[Items from a dataset]
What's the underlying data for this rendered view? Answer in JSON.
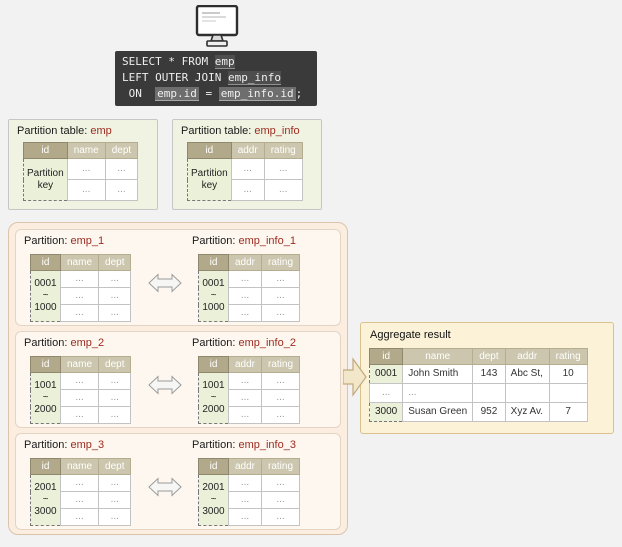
{
  "colors": {
    "background": "#f2f2f2",
    "accent_red": "#9e2b20",
    "sql_box_bg": "#3a3a3a",
    "schema_box_bg": "#f0f3e1",
    "partition_container_bg": "#fbeee0",
    "aggregate_box_bg": "#fbf2d7",
    "header_id_bg": "#b1a98a",
    "header_col_bg": "#cbc6ad",
    "partition_key_cell_bg": "#ebf1d9"
  },
  "sql": {
    "lines": [
      [
        {
          "t": "SELECT * FROM "
        },
        {
          "t": "emp",
          "hl": "u"
        }
      ],
      [
        {
          "t": "LEFT OUTER JOIN "
        },
        {
          "t": "emp_info",
          "hl": "u"
        }
      ],
      [
        {
          "t": " ON  "
        },
        {
          "t": "emp.id",
          "hl": "box"
        },
        {
          "t": " = "
        },
        {
          "t": "emp_info.id",
          "hl": "box"
        },
        {
          "t": ";"
        }
      ]
    ]
  },
  "schema_emp": {
    "title_prefix": "Partition table: ",
    "title_name": "emp",
    "table": {
      "headers": [
        "id",
        "name",
        "dept"
      ],
      "key": [
        "Partition",
        "key"
      ],
      "rows": [
        [
          "...",
          "..."
        ],
        [
          "...",
          "..."
        ]
      ]
    }
  },
  "schema_emp_info": {
    "title_prefix": "Partition table: ",
    "title_name": "emp_info",
    "table": {
      "headers": [
        "id",
        "addr",
        "rating"
      ],
      "key": [
        "Partition",
        "key"
      ],
      "rows": [
        [
          "...",
          "..."
        ],
        [
          "...",
          "..."
        ]
      ]
    }
  },
  "partitions": [
    {
      "left_label_prefix": "Partition: ",
      "left_label_name": "emp_1",
      "right_label_prefix": "Partition: ",
      "right_label_name": "emp_info_1",
      "left_table": {
        "headers": [
          "id",
          "name",
          "dept"
        ],
        "key": [
          "0001",
          "~",
          "1000"
        ],
        "rows": [
          [
            "...",
            "..."
          ],
          [
            "...",
            "..."
          ],
          [
            "...",
            "..."
          ]
        ]
      },
      "right_table": {
        "headers": [
          "id",
          "addr",
          "rating"
        ],
        "key": [
          "0001",
          "~",
          "1000"
        ],
        "rows": [
          [
            "...",
            "..."
          ],
          [
            "...",
            "..."
          ],
          [
            "...",
            "..."
          ]
        ]
      }
    },
    {
      "left_label_prefix": "Partition: ",
      "left_label_name": "emp_2",
      "right_label_prefix": "Partition: ",
      "right_label_name": "emp_info_2",
      "left_table": {
        "headers": [
          "id",
          "name",
          "dept"
        ],
        "key": [
          "1001",
          "~",
          "2000"
        ],
        "rows": [
          [
            "...",
            "..."
          ],
          [
            "...",
            "..."
          ],
          [
            "...",
            "..."
          ]
        ]
      },
      "right_table": {
        "headers": [
          "id",
          "addr",
          "rating"
        ],
        "key": [
          "1001",
          "~",
          "2000"
        ],
        "rows": [
          [
            "...",
            "..."
          ],
          [
            "...",
            "..."
          ],
          [
            "...",
            "..."
          ]
        ]
      }
    },
    {
      "left_label_prefix": "Partition: ",
      "left_label_name": "emp_3",
      "right_label_prefix": "Partition: ",
      "right_label_name": "emp_info_3",
      "left_table": {
        "headers": [
          "id",
          "name",
          "dept"
        ],
        "key": [
          "2001",
          "~",
          "3000"
        ],
        "rows": [
          [
            "...",
            "..."
          ],
          [
            "...",
            "..."
          ],
          [
            "...",
            "..."
          ]
        ]
      },
      "right_table": {
        "headers": [
          "id",
          "addr",
          "rating"
        ],
        "key": [
          "2001",
          "~",
          "3000"
        ],
        "rows": [
          [
            "...",
            "..."
          ],
          [
            "...",
            "..."
          ],
          [
            "...",
            "..."
          ]
        ]
      }
    }
  ],
  "aggregate": {
    "title": "Aggregate result",
    "table": {
      "headers": [
        "id",
        "name",
        "dept",
        "addr",
        "rating"
      ],
      "rows": [
        [
          {
            "t": "0001",
            "cls": "key"
          },
          "John Smith",
          "143",
          "Abc St,",
          "10"
        ],
        [
          "...",
          "...",
          "",
          "",
          ""
        ],
        [
          {
            "t": "3000",
            "cls": "key"
          },
          "Susan Green",
          "952",
          "Xyz Av.",
          "7"
        ]
      ]
    }
  }
}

* Objective
Transcribe every line in the entries above, taking out only the images.

* Problem solution
What's the underlying data for this rendered view? Answer in JSON.
{
  "colors": {
    "background": "#f2f2f2",
    "accent_red": "#9e2b20",
    "sql_box_bg": "#3a3a3a",
    "schema_box_bg": "#f0f3e1",
    "partition_container_bg": "#fbeee0",
    "aggregate_box_bg": "#fbf2d7",
    "header_id_bg": "#b1a98a",
    "header_col_bg": "#cbc6ad",
    "partition_key_cell_bg": "#ebf1d9"
  },
  "sql": {
    "lines": [
      [
        {
          "t": "SELECT * FROM "
        },
        {
          "t": "emp",
          "hl": "u"
        }
      ],
      [
        {
          "t": "LEFT OUTER JOIN "
        },
        {
          "t": "emp_info",
          "hl": "u"
        }
      ],
      [
        {
          "t": " ON  "
        },
        {
          "t": "emp.id",
          "hl": "box"
        },
        {
          "t": " = "
        },
        {
          "t": "emp_info.id",
          "hl": "box"
        },
        {
          "t": ";"
        }
      ]
    ]
  },
  "schema_emp": {
    "title_prefix": "Partition table: ",
    "title_name": "emp",
    "table": {
      "headers": [
        "id",
        "name",
        "dept"
      ],
      "key": [
        "Partition",
        "key"
      ],
      "rows": [
        [
          "...",
          "..."
        ],
        [
          "...",
          "..."
        ]
      ]
    }
  },
  "schema_emp_info": {
    "title_prefix": "Partition table: ",
    "title_name": "emp_info",
    "table": {
      "headers": [
        "id",
        "addr",
        "rating"
      ],
      "key": [
        "Partition",
        "key"
      ],
      "rows": [
        [
          "...",
          "..."
        ],
        [
          "...",
          "..."
        ]
      ]
    }
  },
  "partitions": [
    {
      "left_label_prefix": "Partition: ",
      "left_label_name": "emp_1",
      "right_label_prefix": "Partition: ",
      "right_label_name": "emp_info_1",
      "left_table": {
        "headers": [
          "id",
          "name",
          "dept"
        ],
        "key": [
          "0001",
          "~",
          "1000"
        ],
        "rows": [
          [
            "...",
            "..."
          ],
          [
            "...",
            "..."
          ],
          [
            "...",
            "..."
          ]
        ]
      },
      "right_table": {
        "headers": [
          "id",
          "addr",
          "rating"
        ],
        "key": [
          "0001",
          "~",
          "1000"
        ],
        "rows": [
          [
            "...",
            "..."
          ],
          [
            "...",
            "..."
          ],
          [
            "...",
            "..."
          ]
        ]
      }
    },
    {
      "left_label_prefix": "Partition: ",
      "left_label_name": "emp_2",
      "right_label_prefix": "Partition: ",
      "right_label_name": "emp_info_2",
      "left_table": {
        "headers": [
          "id",
          "name",
          "dept"
        ],
        "key": [
          "1001",
          "~",
          "2000"
        ],
        "rows": [
          [
            "...",
            "..."
          ],
          [
            "...",
            "..."
          ],
          [
            "...",
            "..."
          ]
        ]
      },
      "right_table": {
        "headers": [
          "id",
          "addr",
          "rating"
        ],
        "key": [
          "1001",
          "~",
          "2000"
        ],
        "rows": [
          [
            "...",
            "..."
          ],
          [
            "...",
            "..."
          ],
          [
            "...",
            "..."
          ]
        ]
      }
    },
    {
      "left_label_prefix": "Partition: ",
      "left_label_name": "emp_3",
      "right_label_prefix": "Partition: ",
      "right_label_name": "emp_info_3",
      "left_table": {
        "headers": [
          "id",
          "name",
          "dept"
        ],
        "key": [
          "2001",
          "~",
          "3000"
        ],
        "rows": [
          [
            "...",
            "..."
          ],
          [
            "...",
            "..."
          ],
          [
            "...",
            "..."
          ]
        ]
      },
      "right_table": {
        "headers": [
          "id",
          "addr",
          "rating"
        ],
        "key": [
          "2001",
          "~",
          "3000"
        ],
        "rows": [
          [
            "...",
            "..."
          ],
          [
            "...",
            "..."
          ],
          [
            "...",
            "..."
          ]
        ]
      }
    }
  ],
  "aggregate": {
    "title": "Aggregate result",
    "table": {
      "headers": [
        "id",
        "name",
        "dept",
        "addr",
        "rating"
      ],
      "rows": [
        [
          {
            "t": "0001",
            "cls": "key"
          },
          "John Smith",
          "143",
          "Abc St,",
          "10"
        ],
        [
          "...",
          "...",
          "",
          "",
          ""
        ],
        [
          {
            "t": "3000",
            "cls": "key"
          },
          "Susan Green",
          "952",
          "Xyz Av.",
          "7"
        ]
      ]
    }
  }
}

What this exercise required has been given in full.